Please output the lines shown below exactly as they appear.

— start —

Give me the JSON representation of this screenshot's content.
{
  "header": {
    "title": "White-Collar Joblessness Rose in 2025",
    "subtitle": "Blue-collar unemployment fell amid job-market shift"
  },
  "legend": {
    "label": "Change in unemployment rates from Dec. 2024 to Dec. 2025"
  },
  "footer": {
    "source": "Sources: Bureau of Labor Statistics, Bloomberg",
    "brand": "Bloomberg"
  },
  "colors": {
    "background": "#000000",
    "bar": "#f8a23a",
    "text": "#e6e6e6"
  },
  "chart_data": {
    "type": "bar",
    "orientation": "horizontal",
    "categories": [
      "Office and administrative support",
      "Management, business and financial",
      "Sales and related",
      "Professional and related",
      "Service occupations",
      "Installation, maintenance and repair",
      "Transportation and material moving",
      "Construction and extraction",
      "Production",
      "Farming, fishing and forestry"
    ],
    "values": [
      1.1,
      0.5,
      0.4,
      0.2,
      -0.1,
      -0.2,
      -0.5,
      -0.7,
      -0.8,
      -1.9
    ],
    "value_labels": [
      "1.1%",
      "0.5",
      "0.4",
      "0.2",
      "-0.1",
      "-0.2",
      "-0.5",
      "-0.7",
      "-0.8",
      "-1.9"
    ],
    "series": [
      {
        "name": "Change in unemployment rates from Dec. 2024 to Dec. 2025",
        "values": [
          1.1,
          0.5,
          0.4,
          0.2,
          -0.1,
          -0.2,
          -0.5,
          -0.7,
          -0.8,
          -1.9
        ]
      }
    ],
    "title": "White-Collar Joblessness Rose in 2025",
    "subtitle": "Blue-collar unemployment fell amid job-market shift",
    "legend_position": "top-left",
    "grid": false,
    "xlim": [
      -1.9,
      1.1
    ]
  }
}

— end —

Answer to the exercise ->
Give me the JSON representation of this screenshot's content.
{
  "header": {
    "title": "White-Collar Joblessness Rose in 2025",
    "subtitle": "Blue-collar unemployment fell amid job-market shift"
  },
  "legend": {
    "label": "Change in unemployment rates from Dec. 2024 to Dec. 2025"
  },
  "footer": {
    "source": "Sources: Bureau of Labor Statistics, Bloomberg",
    "brand": "Bloomberg"
  },
  "colors": {
    "background": "#000000",
    "bar": "#f8a23a",
    "text": "#e6e6e6"
  },
  "chart_data": {
    "type": "bar",
    "orientation": "horizontal",
    "categories": [
      "Office and administrative support",
      "Management, business and financial",
      "Sales and related",
      "Professional and related",
      "Service occupations",
      "Installation, maintenance and repair",
      "Transportation and material moving",
      "Construction and extraction",
      "Production",
      "Farming, fishing and forestry"
    ],
    "values": [
      1.1,
      0.5,
      0.4,
      0.2,
      -0.1,
      -0.2,
      -0.5,
      -0.7,
      -0.8,
      -1.9
    ],
    "value_labels": [
      "1.1%",
      "0.5",
      "0.4",
      "0.2",
      "-0.1",
      "-0.2",
      "-0.5",
      "-0.7",
      "-0.8",
      "-1.9"
    ],
    "series": [
      {
        "name": "Change in unemployment rates from Dec. 2024 to Dec. 2025",
        "values": [
          1.1,
          0.5,
          0.4,
          0.2,
          -0.1,
          -0.2,
          -0.5,
          -0.7,
          -0.8,
          -1.9
        ]
      }
    ],
    "title": "White-Collar Joblessness Rose in 2025",
    "subtitle": "Blue-collar unemployment fell amid job-market shift",
    "legend_position": "top-left",
    "grid": false,
    "xlim": [
      -1.9,
      1.1
    ]
  }
}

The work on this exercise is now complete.